RECORDS TO USE.
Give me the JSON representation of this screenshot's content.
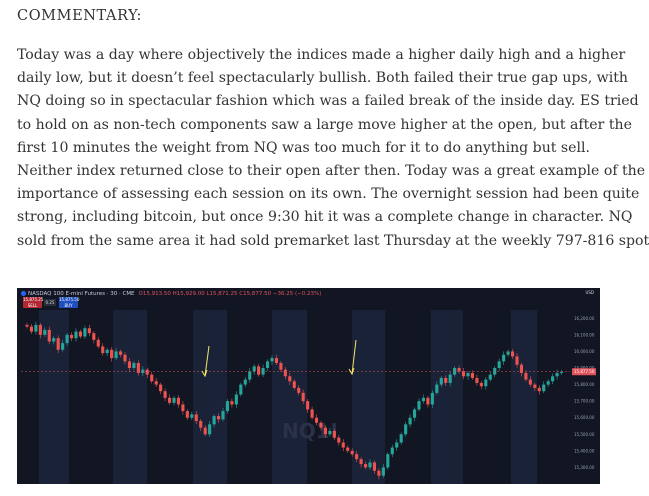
{
  "heading": "COMMENTARY:",
  "paragraph_lines": [
    "Today was a day where objectively the indices made a higher daily high and a higher",
    "daily low, but it doesn’t feel spectacularly bullish. Both failed their true gap ups, with",
    "NQ doing so in spectacular fashion which was a failed break of the inside day. ES tried",
    "to hold on as non-tech components saw a large move higher at the open, but after the",
    "first 10 minutes the weight from NQ was too much for it to do anything but sell.",
    "Neither index returned close to their open after then. Today was a great example of the",
    "importance of assessing each session on its own. The overnight session had been quite",
    "strong, including bitcoin, but once 9:30 hit it was a complete change in character. NQ",
    "sold from the same area it had sold premarket last Thursday at the weekly 797-816 spot"
  ],
  "chart": {
    "title": "NASDAQ 100 E-mini Futures · 30 · CME",
    "ohlc": "O15,913.50 H15,929.00 L15,871.25 C15,877.50 −36.25 (−0.23%)",
    "sell_price": "15,875.25",
    "sell_label": "SELL",
    "spread": "0.25",
    "buy_price": "15,875.50",
    "buy_label": "BUY",
    "currency": "USD",
    "watermark": "NQ1!",
    "last_price_label": "15,877.50",
    "y_ticks": [
      "16,200.00",
      "16,100.00",
      "16,000.00",
      "15,900.00",
      "15,800.00",
      "15,700.00",
      "15,600.00",
      "15,500.00",
      "15,400.00",
      "15,300.00"
    ],
    "colors": {
      "background": "#121623",
      "session_band": "#1a2238",
      "up": "#26a69a",
      "down": "#ef5350",
      "arrow": "#f5e663",
      "price_line": "#e0525b"
    }
  },
  "chart_data": {
    "type": "candlestick",
    "ylim": [
      15200,
      16250
    ],
    "last_price": 15877.5,
    "closes": [
      16150,
      16120,
      16160,
      16100,
      16130,
      16060,
      16080,
      16010,
      16050,
      16100,
      16080,
      16120,
      16090,
      16140,
      16110,
      16070,
      16030,
      15990,
      16010,
      15960,
      16000,
      15980,
      15940,
      15900,
      15930,
      15870,
      15890,
      15860,
      15820,
      15800,
      15760,
      15720,
      15690,
      15720,
      15680,
      15640,
      15600,
      15620,
      15580,
      15540,
      15500,
      15560,
      15610,
      15590,
      15640,
      15700,
      15680,
      15740,
      15800,
      15830,
      15880,
      15910,
      15860,
      15900,
      15940,
      15960,
      15930,
      15890,
      15850,
      15820,
      15780,
      15750,
      15700,
      15650,
      15600,
      15570,
      15540,
      15500,
      15520,
      15480,
      15450,
      15420,
      15400,
      15380,
      15350,
      15320,
      15300,
      15330,
      15280,
      15250,
      15300,
      15380,
      15420,
      15450,
      15500,
      15560,
      15600,
      15650,
      15700,
      15720,
      15680,
      15750,
      15800,
      15840,
      15810,
      15860,
      15900,
      15880,
      15850,
      15870,
      15840,
      15810,
      15790,
      15830,
      15860,
      15900,
      15940,
      15980,
      16000,
      15970,
      15920,
      15870,
      15830,
      15800,
      15780,
      15760,
      15800,
      15820,
      15850,
      15870,
      15877
    ]
  }
}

REQUIRED WORK. Out of the records, collect only those lines that contain the string "after".

FULL SOLUTION.
    "to hold on as non-tech components saw a large move higher at the open, but after the",
    "Neither index returned close to their open after then. Today was a great example of the",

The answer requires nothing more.